(CHALLENGE): Extract the lines below, from the first one through the line containing "136, 1037, 452]", inclusive, and reproduce them without any change.

|---|

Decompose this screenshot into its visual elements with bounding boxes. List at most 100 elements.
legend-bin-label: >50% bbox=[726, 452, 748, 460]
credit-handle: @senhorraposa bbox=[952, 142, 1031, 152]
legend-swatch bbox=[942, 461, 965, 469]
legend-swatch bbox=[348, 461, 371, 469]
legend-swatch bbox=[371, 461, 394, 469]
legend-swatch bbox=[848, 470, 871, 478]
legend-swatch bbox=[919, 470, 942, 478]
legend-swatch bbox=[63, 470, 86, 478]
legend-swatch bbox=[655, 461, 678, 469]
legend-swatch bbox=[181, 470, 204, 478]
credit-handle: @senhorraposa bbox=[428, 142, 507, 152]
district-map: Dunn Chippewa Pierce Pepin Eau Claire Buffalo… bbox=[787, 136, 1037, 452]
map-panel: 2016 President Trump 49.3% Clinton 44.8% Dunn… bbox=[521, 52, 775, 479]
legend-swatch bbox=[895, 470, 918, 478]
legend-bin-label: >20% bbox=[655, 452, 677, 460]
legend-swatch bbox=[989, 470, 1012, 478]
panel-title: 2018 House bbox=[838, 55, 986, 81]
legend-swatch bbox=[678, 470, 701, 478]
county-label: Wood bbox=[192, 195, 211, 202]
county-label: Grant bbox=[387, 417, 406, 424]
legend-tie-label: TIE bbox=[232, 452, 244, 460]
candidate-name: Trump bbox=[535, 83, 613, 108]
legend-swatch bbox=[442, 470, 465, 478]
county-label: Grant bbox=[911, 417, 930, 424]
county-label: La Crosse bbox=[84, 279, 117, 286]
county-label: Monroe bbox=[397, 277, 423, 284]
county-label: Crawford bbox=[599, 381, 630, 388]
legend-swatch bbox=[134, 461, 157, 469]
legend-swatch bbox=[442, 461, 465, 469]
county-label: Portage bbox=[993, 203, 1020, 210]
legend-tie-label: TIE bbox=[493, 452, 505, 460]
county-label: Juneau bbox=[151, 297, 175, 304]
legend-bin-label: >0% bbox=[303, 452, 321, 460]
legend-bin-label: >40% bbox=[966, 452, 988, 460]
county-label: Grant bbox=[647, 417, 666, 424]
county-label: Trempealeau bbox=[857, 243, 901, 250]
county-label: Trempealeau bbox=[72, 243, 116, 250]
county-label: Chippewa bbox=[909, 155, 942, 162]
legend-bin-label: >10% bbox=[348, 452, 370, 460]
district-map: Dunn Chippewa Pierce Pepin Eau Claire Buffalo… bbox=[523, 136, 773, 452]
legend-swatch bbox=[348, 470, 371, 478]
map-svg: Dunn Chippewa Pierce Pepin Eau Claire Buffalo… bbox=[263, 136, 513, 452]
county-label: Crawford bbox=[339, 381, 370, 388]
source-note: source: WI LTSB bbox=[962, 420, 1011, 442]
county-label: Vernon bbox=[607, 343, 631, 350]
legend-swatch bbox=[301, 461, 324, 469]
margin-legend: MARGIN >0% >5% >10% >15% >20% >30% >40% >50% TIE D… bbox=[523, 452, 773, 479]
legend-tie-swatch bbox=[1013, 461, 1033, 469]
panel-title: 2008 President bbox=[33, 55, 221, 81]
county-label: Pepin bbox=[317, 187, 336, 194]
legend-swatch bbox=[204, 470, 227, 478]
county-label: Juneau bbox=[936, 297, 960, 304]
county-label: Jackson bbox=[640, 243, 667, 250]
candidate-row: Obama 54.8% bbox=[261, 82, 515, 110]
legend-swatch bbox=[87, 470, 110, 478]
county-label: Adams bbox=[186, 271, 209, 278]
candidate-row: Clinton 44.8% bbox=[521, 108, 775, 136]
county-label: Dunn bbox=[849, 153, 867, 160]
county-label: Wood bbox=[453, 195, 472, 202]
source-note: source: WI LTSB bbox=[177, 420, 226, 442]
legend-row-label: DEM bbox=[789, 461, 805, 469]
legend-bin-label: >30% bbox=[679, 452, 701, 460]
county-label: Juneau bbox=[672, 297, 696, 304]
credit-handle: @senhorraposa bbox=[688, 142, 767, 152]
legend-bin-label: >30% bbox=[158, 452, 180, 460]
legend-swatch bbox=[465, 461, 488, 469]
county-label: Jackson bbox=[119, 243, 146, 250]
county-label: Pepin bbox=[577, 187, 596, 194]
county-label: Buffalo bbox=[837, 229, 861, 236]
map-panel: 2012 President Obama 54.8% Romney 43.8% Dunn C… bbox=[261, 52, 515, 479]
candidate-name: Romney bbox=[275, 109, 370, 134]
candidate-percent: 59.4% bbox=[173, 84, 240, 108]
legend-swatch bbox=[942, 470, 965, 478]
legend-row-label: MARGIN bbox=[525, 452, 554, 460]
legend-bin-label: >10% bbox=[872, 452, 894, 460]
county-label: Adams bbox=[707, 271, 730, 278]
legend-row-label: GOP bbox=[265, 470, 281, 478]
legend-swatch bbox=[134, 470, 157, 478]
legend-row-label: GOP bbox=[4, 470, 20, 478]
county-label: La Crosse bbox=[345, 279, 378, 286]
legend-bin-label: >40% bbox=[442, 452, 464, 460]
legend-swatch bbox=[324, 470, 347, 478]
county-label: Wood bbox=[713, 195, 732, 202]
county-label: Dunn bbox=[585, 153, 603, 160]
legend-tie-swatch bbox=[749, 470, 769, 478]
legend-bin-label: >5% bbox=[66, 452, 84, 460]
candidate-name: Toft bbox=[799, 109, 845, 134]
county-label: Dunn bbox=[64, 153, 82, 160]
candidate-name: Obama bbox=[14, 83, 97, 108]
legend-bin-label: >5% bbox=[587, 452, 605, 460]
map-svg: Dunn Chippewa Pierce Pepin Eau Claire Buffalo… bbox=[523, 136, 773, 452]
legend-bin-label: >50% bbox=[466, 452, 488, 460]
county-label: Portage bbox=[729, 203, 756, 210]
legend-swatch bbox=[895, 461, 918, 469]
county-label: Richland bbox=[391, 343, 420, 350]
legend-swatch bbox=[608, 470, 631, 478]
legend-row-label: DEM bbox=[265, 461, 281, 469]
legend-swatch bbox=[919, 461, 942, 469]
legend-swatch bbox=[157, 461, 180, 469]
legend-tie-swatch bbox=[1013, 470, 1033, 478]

|---|

(CORRECT ANSWER):
Decompose this screenshot into its visual elements with bounding boxes. List at most 100 elements.
legend-bin-label: >50% bbox=[726, 452, 748, 460]
credit-handle: @senhorraposa bbox=[952, 142, 1031, 152]
legend-swatch bbox=[942, 461, 965, 469]
legend-swatch bbox=[348, 461, 371, 469]
legend-swatch bbox=[371, 461, 394, 469]
legend-swatch bbox=[848, 470, 871, 478]
legend-swatch bbox=[919, 470, 942, 478]
legend-swatch bbox=[63, 470, 86, 478]
legend-swatch bbox=[655, 461, 678, 469]
legend-swatch bbox=[181, 470, 204, 478]
credit-handle: @senhorraposa bbox=[428, 142, 507, 152]
district-map: Dunn Chippewa Pierce Pepin Eau Claire Buffalo… bbox=[787, 136, 1037, 452]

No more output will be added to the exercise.